(Data entries for graphics)
:::

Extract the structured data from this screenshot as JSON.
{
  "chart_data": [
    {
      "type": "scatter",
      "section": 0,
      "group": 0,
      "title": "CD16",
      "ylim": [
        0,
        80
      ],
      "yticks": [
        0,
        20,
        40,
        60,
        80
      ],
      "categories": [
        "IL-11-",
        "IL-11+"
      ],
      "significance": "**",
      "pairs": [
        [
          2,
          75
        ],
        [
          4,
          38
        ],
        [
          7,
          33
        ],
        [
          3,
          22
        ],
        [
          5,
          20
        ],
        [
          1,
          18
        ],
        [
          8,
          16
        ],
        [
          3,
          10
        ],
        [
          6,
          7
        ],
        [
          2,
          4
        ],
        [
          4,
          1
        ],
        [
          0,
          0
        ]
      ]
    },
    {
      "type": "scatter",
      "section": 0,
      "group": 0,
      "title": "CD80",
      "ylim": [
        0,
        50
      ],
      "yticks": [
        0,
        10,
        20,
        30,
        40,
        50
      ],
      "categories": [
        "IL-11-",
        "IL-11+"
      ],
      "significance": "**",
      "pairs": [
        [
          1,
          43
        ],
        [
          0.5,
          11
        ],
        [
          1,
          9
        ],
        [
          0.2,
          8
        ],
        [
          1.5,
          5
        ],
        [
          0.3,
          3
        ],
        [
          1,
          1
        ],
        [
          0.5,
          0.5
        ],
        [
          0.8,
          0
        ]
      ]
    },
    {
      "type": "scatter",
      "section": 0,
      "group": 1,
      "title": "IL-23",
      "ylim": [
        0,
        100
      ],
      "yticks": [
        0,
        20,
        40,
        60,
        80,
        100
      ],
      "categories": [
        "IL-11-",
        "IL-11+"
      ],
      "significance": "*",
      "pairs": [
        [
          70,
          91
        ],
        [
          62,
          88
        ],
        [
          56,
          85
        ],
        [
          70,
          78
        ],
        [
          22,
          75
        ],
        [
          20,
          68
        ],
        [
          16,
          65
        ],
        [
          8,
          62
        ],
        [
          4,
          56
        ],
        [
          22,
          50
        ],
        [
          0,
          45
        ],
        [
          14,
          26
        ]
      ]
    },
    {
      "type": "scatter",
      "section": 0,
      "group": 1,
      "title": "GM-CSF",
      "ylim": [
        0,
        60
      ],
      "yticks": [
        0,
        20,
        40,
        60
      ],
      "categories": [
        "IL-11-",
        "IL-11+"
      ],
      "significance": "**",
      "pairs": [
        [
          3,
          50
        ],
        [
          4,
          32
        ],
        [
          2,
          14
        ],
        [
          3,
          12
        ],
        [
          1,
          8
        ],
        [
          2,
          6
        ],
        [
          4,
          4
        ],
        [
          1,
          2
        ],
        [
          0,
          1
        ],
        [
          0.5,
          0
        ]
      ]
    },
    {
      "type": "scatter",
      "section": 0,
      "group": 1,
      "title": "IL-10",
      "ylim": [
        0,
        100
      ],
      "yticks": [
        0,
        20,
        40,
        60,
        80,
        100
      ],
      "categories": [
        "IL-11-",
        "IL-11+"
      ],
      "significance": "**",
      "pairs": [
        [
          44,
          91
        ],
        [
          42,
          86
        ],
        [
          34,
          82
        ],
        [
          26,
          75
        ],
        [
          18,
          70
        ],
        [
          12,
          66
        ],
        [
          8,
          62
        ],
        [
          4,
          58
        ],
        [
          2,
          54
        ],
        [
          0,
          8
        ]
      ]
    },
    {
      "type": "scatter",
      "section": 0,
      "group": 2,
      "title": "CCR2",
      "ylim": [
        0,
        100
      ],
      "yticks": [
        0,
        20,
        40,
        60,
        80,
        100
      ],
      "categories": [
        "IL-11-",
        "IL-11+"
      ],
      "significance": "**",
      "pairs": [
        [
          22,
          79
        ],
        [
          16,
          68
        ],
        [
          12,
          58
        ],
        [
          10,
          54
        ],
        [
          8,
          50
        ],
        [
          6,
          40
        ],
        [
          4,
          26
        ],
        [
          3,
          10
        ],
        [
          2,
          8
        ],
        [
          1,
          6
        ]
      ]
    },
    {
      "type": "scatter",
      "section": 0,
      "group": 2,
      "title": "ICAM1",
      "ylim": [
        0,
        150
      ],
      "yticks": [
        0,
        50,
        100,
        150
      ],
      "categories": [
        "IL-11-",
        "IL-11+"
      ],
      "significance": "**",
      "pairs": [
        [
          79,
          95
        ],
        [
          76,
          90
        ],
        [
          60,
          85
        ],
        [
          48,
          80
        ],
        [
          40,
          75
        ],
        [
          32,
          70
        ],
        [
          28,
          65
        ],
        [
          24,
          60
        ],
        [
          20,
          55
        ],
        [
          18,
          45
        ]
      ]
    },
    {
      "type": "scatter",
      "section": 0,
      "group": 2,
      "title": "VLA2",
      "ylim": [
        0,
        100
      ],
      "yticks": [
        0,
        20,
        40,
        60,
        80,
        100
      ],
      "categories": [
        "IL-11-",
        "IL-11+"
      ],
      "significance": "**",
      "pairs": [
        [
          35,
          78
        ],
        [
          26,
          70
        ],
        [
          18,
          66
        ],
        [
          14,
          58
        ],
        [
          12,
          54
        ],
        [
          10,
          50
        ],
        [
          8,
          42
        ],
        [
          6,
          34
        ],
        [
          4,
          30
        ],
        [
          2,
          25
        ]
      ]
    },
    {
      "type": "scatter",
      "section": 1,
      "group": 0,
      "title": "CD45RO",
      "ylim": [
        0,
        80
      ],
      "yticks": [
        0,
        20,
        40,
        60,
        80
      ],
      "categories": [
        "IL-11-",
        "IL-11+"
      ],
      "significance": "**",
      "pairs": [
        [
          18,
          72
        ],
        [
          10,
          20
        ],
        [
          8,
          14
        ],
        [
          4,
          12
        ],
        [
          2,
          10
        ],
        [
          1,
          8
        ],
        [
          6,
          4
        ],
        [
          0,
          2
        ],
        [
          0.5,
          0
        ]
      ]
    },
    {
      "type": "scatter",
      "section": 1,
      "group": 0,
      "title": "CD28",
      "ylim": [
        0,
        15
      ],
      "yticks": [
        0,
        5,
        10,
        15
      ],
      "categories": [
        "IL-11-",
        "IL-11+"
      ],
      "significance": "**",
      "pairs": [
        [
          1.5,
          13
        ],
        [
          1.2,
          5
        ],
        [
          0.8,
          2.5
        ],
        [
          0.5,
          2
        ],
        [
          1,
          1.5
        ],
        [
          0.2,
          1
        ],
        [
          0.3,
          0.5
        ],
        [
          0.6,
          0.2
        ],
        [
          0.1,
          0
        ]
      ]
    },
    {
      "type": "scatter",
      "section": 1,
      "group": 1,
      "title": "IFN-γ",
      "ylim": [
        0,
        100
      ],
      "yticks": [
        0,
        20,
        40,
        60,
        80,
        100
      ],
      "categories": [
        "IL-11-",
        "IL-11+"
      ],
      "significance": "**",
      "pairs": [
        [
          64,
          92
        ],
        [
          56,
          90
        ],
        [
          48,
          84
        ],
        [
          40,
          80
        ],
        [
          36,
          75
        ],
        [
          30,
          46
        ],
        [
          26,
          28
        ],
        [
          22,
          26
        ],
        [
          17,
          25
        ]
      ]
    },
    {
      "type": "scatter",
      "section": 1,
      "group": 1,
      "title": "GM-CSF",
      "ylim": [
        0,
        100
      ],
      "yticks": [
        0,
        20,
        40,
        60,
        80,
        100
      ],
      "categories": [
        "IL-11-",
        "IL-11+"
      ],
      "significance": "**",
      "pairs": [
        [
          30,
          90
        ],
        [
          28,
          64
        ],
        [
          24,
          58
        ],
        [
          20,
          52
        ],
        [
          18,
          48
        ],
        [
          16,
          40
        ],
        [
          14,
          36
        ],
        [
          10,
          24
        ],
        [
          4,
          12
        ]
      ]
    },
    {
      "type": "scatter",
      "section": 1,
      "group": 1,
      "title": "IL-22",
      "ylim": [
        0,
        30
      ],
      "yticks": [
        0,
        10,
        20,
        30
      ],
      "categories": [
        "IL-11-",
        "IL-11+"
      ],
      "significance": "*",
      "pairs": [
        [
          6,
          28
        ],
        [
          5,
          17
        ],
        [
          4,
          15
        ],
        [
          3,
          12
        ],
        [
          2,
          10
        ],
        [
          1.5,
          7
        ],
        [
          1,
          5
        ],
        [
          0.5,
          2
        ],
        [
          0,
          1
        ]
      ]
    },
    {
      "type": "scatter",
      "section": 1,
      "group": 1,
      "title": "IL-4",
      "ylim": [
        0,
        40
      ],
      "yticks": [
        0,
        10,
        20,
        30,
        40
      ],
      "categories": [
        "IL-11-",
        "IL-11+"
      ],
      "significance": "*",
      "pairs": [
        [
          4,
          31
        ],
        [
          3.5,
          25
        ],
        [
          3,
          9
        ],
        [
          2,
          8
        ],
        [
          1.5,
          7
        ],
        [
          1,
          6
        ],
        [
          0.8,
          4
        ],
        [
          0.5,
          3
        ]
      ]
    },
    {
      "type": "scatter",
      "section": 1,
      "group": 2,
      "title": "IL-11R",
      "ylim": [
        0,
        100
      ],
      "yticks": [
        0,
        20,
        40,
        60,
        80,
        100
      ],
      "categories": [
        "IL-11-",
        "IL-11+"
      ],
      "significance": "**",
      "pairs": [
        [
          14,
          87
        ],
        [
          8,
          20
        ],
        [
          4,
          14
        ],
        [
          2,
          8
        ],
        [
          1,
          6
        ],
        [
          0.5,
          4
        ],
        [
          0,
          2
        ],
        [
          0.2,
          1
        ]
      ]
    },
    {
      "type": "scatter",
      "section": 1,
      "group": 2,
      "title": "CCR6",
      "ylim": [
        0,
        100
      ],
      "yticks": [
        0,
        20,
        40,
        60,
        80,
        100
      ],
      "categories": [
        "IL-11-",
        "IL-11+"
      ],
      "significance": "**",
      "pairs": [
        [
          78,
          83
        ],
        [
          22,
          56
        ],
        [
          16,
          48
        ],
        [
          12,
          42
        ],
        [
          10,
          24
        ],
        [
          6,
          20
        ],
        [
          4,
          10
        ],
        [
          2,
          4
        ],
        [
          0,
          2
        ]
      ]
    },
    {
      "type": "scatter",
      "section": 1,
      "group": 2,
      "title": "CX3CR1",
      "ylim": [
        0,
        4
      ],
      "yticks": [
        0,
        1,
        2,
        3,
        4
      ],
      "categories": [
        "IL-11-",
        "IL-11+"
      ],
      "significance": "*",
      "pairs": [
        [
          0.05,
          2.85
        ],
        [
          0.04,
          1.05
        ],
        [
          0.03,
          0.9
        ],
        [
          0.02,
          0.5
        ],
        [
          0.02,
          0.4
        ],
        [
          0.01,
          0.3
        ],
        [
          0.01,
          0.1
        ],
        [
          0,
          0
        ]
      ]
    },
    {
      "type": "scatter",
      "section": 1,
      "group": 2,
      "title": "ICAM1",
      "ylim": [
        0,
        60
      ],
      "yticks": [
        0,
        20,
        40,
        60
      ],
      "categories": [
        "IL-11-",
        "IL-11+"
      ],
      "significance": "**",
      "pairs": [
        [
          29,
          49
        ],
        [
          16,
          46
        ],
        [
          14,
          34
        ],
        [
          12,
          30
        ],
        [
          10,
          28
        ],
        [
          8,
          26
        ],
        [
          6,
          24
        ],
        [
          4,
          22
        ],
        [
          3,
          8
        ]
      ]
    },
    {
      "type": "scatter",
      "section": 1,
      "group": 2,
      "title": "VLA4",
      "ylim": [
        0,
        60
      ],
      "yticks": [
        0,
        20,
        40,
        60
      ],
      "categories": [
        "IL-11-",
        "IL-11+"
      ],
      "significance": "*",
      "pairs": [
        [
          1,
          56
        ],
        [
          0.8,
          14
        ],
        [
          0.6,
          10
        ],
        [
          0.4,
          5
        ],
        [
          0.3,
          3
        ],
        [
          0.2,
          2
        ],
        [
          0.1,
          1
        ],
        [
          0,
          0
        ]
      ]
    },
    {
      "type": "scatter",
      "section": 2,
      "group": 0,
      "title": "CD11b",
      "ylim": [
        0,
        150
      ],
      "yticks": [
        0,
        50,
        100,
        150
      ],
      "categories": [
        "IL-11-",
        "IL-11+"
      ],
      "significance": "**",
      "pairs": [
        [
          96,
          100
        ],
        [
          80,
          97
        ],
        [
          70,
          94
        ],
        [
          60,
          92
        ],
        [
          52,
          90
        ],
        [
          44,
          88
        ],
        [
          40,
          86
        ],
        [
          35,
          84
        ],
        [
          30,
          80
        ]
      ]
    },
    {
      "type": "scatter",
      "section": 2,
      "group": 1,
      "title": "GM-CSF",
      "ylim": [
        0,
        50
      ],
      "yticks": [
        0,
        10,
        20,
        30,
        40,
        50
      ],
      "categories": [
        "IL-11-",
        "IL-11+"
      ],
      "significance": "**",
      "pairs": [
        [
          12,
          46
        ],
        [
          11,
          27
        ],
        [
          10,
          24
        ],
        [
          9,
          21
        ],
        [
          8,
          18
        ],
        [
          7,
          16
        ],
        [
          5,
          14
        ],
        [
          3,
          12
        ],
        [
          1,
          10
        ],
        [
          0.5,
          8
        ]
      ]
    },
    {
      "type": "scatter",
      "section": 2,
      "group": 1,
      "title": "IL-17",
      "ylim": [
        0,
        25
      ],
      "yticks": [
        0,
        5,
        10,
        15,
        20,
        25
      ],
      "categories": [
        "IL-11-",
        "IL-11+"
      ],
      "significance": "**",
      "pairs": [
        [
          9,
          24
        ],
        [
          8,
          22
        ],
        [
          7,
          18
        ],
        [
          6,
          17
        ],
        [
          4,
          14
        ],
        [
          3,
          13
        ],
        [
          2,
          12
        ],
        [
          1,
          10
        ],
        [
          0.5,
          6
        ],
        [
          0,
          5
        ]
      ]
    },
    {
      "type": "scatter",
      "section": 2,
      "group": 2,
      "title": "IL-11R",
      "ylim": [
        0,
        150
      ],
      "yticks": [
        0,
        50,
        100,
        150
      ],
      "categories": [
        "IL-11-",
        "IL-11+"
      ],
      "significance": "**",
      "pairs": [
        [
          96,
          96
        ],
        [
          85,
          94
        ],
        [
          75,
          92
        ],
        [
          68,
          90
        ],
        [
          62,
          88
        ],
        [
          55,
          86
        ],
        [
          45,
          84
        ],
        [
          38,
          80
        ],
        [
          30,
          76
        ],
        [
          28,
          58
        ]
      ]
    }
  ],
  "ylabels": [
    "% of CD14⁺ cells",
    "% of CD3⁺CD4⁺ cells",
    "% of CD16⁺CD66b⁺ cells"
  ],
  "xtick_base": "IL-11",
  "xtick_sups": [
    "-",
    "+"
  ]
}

:::

Every line of the data that includes the word "cells" should be copied.

    "% of CD14⁺ cells",
    "% of CD3⁺CD4⁺ cells",
    "% of CD16⁺CD66b⁺ cells"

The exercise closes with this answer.